--- BEGIN Data rows ---

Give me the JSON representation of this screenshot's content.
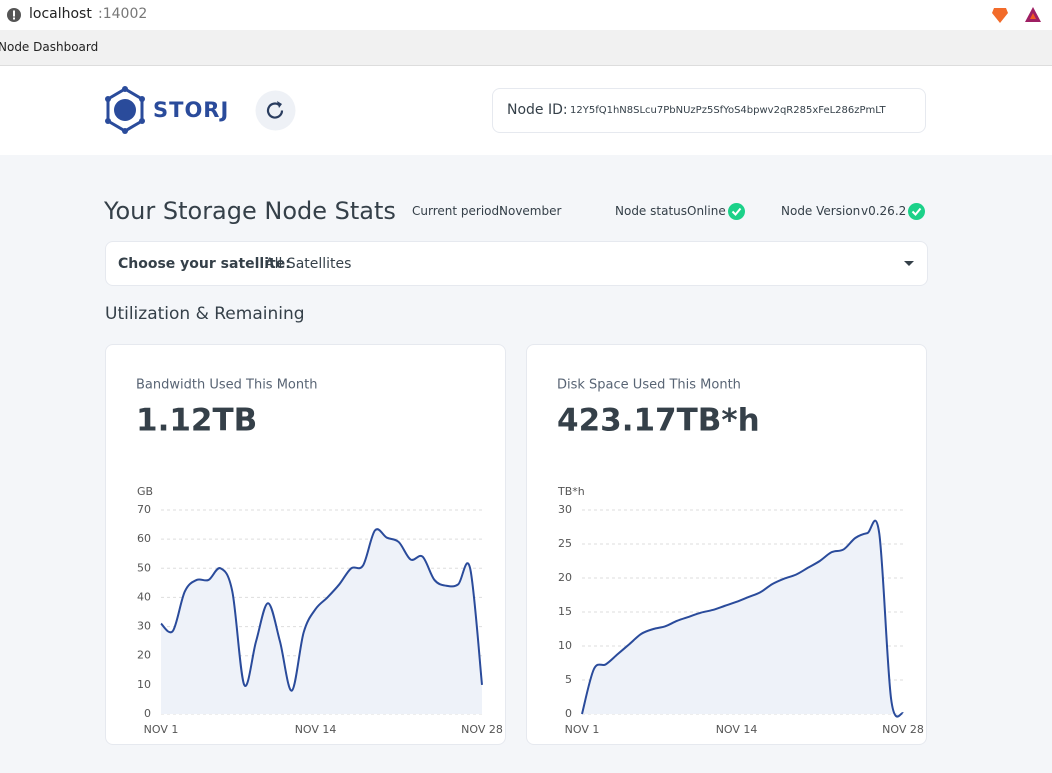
{
  "browser": {
    "host": "localhost",
    "port": ":14002",
    "tab": "Node Dashboard"
  },
  "header": {
    "logo": "STORJ",
    "node_id_label": "Node ID:",
    "node_id": "12Y5fQ1hN8SLcu7PbNUzPz5SfYoS4bpwv2qR285xFeL286zPmLT"
  },
  "stats": {
    "title": "Your Storage Node Stats",
    "period_label": "Current period:",
    "period": "November",
    "status_label": "Node status",
    "status": "Online",
    "version_label": "Node Version",
    "version": "v0.26.2"
  },
  "satellite": {
    "label": "Choose your satellite:",
    "value": "All Satellites"
  },
  "section_title": "Utilization & Remaining",
  "chart_data": [
    {
      "type": "line",
      "title": "Bandwidth Used This Month",
      "summary": "1.12TB",
      "y_label": "GB",
      "color": "#2a4b9b",
      "categories": [
        "NOV 1",
        null,
        null,
        null,
        null,
        null,
        null,
        null,
        null,
        null,
        null,
        null,
        null,
        "NOV 14",
        null,
        null,
        null,
        null,
        null,
        null,
        null,
        null,
        null,
        null,
        null,
        null,
        null,
        "NOV 28"
      ],
      "values": [
        31,
        28.5,
        42,
        46,
        46,
        50,
        42,
        10,
        25,
        38,
        25,
        8,
        28,
        36,
        40,
        44.5,
        50,
        51,
        63,
        60.5,
        59,
        53,
        54,
        46,
        44,
        44.5,
        50,
        10
      ],
      "ylim": [
        0,
        70
      ],
      "yticks": [
        0,
        10,
        20,
        30,
        40,
        50,
        60,
        70
      ],
      "grid": true
    },
    {
      "type": "line",
      "title": "Disk Space Used This Month",
      "summary": "423.17TB*h",
      "y_label": "TB*h",
      "color": "#2a4b9b",
      "categories": [
        "NOV 1",
        null,
        null,
        null,
        null,
        null,
        null,
        null,
        null,
        null,
        null,
        null,
        null,
        "NOV 14",
        null,
        null,
        null,
        null,
        null,
        null,
        null,
        null,
        null,
        null,
        null,
        null,
        null,
        "NOV 28"
      ],
      "values": [
        0,
        6.6,
        7.3,
        8.8,
        10.3,
        11.8,
        12.5,
        12.9,
        13.7,
        14.3,
        14.9,
        15.3,
        15.9,
        16.5,
        17.2,
        17.9,
        19.1,
        19.9,
        20.5,
        21.5,
        22.5,
        23.8,
        24.2,
        25.9,
        26.6,
        26.6,
        2.2,
        0.1
      ],
      "ylim": [
        0,
        30
      ],
      "yticks": [
        0,
        5,
        10,
        15,
        20,
        25,
        30
      ],
      "grid": true
    }
  ]
}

--- END Data rows ---

» What the task requires:
Copy every line in the entries above that has the string "period" in it.

» Answer:
    "period_label": "Current period:",
    "period": "November",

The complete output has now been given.